> **STATED EXERCISE**:
Restate the records in their entirety, word for word.

> **GIVEN DATA**:
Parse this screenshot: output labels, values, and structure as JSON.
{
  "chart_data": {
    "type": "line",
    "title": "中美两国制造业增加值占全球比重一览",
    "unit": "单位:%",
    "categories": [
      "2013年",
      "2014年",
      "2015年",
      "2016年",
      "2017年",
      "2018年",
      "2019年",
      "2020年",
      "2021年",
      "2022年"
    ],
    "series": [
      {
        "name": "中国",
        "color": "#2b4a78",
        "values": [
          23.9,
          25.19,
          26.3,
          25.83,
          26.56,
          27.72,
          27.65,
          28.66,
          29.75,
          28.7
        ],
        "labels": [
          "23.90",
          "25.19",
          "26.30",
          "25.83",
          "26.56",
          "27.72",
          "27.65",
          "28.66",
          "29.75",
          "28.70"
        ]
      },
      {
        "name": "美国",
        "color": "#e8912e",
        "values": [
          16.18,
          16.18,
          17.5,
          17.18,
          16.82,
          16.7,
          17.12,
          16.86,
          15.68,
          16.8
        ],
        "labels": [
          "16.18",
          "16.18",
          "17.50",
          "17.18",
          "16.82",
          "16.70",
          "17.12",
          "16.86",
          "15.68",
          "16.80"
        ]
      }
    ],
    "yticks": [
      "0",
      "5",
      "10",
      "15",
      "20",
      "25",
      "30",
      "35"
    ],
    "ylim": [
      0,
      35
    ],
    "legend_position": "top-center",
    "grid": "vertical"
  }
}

> **RESPONSE TO THIS TASK**:
Parse this screenshot: output labels, values, and structure as JSON.
{
  "chart_data": {
    "type": "line",
    "title": "中美两国制造业增加值占全球比重一览",
    "unit": "单位:%",
    "categories": [
      "2013年",
      "2014年",
      "2015年",
      "2016年",
      "2017年",
      "2018年",
      "2019年",
      "2020年",
      "2021年",
      "2022年"
    ],
    "series": [
      {
        "name": "中国",
        "color": "#2b4a78",
        "values": [
          23.9,
          25.19,
          26.3,
          25.83,
          26.56,
          27.72,
          27.65,
          28.66,
          29.75,
          28.7
        ],
        "labels": [
          "23.90",
          "25.19",
          "26.30",
          "25.83",
          "26.56",
          "27.72",
          "27.65",
          "28.66",
          "29.75",
          "28.70"
        ]
      },
      {
        "name": "美国",
        "color": "#e8912e",
        "values": [
          16.18,
          16.18,
          17.5,
          17.18,
          16.82,
          16.7,
          17.12,
          16.86,
          15.68,
          16.8
        ],
        "labels": [
          "16.18",
          "16.18",
          "17.50",
          "17.18",
          "16.82",
          "16.70",
          "17.12",
          "16.86",
          "15.68",
          "16.80"
        ]
      }
    ],
    "yticks": [
      "0",
      "5",
      "10",
      "15",
      "20",
      "25",
      "30",
      "35"
    ],
    "ylim": [
      0,
      35
    ],
    "legend_position": "top-center",
    "grid": "vertical"
  }
}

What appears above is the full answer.